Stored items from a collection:
◆ ◆ ◆ ◆ ◆ ◆ ◆

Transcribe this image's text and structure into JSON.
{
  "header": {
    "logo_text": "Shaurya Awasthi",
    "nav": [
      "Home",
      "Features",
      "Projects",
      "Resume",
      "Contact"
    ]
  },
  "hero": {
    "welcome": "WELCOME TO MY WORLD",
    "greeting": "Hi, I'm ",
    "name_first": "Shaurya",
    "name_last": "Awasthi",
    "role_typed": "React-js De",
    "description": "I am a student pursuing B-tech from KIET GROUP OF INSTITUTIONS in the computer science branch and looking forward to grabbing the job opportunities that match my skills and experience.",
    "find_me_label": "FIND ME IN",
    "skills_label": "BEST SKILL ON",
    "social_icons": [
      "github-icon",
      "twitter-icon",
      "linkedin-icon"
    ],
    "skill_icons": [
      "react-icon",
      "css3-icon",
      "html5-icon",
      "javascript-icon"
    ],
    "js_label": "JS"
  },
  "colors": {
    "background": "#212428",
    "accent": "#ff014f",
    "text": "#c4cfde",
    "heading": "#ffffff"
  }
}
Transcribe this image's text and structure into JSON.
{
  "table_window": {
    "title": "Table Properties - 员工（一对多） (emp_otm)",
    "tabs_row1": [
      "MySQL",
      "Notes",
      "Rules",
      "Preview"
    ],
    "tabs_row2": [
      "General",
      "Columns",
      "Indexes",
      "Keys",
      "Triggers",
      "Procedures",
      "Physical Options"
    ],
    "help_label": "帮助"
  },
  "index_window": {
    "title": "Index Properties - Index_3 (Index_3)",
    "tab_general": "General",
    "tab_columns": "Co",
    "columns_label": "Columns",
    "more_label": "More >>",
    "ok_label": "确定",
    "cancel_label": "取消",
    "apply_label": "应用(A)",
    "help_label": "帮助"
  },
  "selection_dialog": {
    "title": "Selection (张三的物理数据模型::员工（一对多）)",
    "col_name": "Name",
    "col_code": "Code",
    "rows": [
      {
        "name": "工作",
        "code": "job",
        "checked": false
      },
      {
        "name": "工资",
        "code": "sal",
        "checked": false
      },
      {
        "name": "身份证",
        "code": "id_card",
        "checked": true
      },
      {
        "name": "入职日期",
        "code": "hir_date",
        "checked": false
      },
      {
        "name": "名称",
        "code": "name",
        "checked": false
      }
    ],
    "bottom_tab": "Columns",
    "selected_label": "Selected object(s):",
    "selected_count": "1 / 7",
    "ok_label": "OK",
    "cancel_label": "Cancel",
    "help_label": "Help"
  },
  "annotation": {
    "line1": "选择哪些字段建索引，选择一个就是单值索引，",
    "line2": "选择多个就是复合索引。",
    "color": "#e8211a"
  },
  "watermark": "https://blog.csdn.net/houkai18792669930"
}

◆ ◆ ◆ ◆ ◆ ◆ ◆

AIM:
Search the data above for the string "Shaurya" and return every line that has it.

TASK RESULT:
    "logo_text": "Shaurya Awasthi",
    "name_first": "Shaurya",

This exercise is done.